*Problem statement*
Look through the data and write out every line with the word "Factura" in it.

--- Input ---

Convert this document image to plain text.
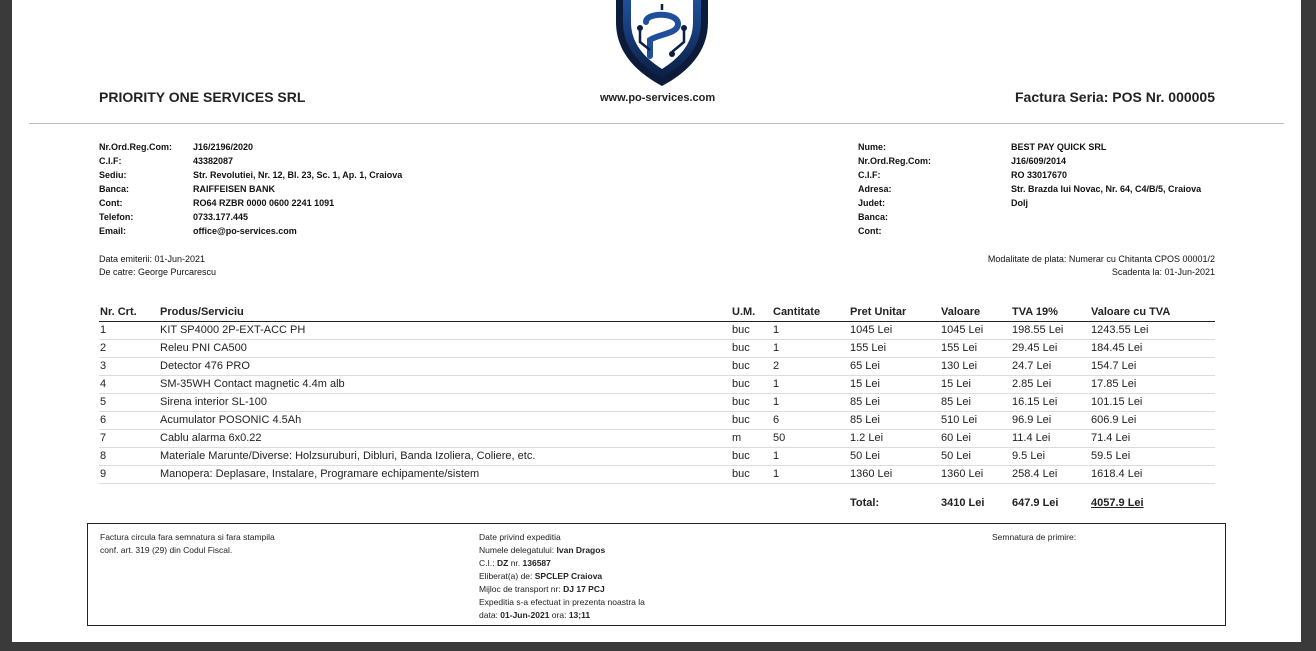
PRIORITY ONE SERVICES SRL	www.po-services.com	Factura Seria: POS Nr. 000005
Nr.Ord.Reg.Com: J16/2196/2020
C.I.F:	43382087
Sediu:	Str. Revolutiei, Nr. 12, Bl. 23, Sc. 1, Ap. 1, Craiova
Banca:	RAIFFEISEN BANK
Cont:	RO64 RZBR 0000 0600 2241 1091
Telefon:	0733.177.445
Email:	office@po-services.com
Nume:	BEST PAY QUICK SRL
Nr.Ord.Reg.Com:	J16/609/2014
C.I.F:	RO 33017670
Adresa:	Str. Brazda lui Novac, Nr. 64, C4/B/5, Craiova
Judet:	Dolj
Banca:
Cont:
Data emiterii: 01-Jun-2021
De catre: George Purcarescu
Modalitate de plata: Numerar cu Chitanta CPOS 00001/2
Scadenta la: 01-Jun-2021
Nr. Crt. Produs/Serviciu	U.M. Cantitate	Pret Unitar	Valoare	TVA 19%	Valoare cu TVA
1	KIT SP4000 2P-EXT-ACC PH	buc 1	1045 Lei	1045 Lei	198.55 Lei	1243.55 Lei
2	Releu PNI CA500	buc 1	155 Lei	155 Lei	29.45 Lei	184.45 Lei
3	Detector 476 PRO	buc 2	65 Lei	130 Lei	24.7 Lei	154.7 Lei
4	SM-35WH Contact magnetic 4.4m alb	buc 1	15 Lei	15 Lei	2.85 Lei	17.85 Lei
5	Sirena interior SL-100	buc 1	85 Lei	85 Lei	16.15 Lei	101.15 Lei
6	Acumulator POSONIC 4.5Ah	buc 6	85 Lei	510 Lei	96.9 Lei	606.9 Lei
7	Cablu alarma 6x0.22	m	50	1.2 Lei	60 Lei	11.4 Lei	71.4 Lei
8	Materiale Marunte/Diverse: Holzsuruburi, Dibluri, Banda Izoliera, Coliere, etc.	buc 1	50 Lei	50 Lei	9.5 Lei	59.5 Lei
9	Manopera: Deplasare, Instalare, Programare echipamente/sistem	buc 1	1360 Lei	1360 Lei	258.4 Lei	1618.4 Lei
Total:	3410 Lei	647.9 Lei	4057.9 Lei
Factura circula fara semnatura si fara stampila
conf. art. 319 (29) din Codul Fiscal.
Date privind expeditia
Numele delegatului: Ivan Dragos
C.I.: DZ nr. 136587
Eliberat(a) de: SPCLEP Craiova
Mijloc de transport nr: DJ 17 PCJ
Expeditia s-a efectuat in prezenta noastra la
data: 01-Jun-2021 ora: 13;11
Semnatura de primire:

---

*Result*
PRIORITY ONE SERVICES SRL	www.po-services.com	Factura Seria: POS Nr. 000005
Factura circula fara semnatura si fara stampila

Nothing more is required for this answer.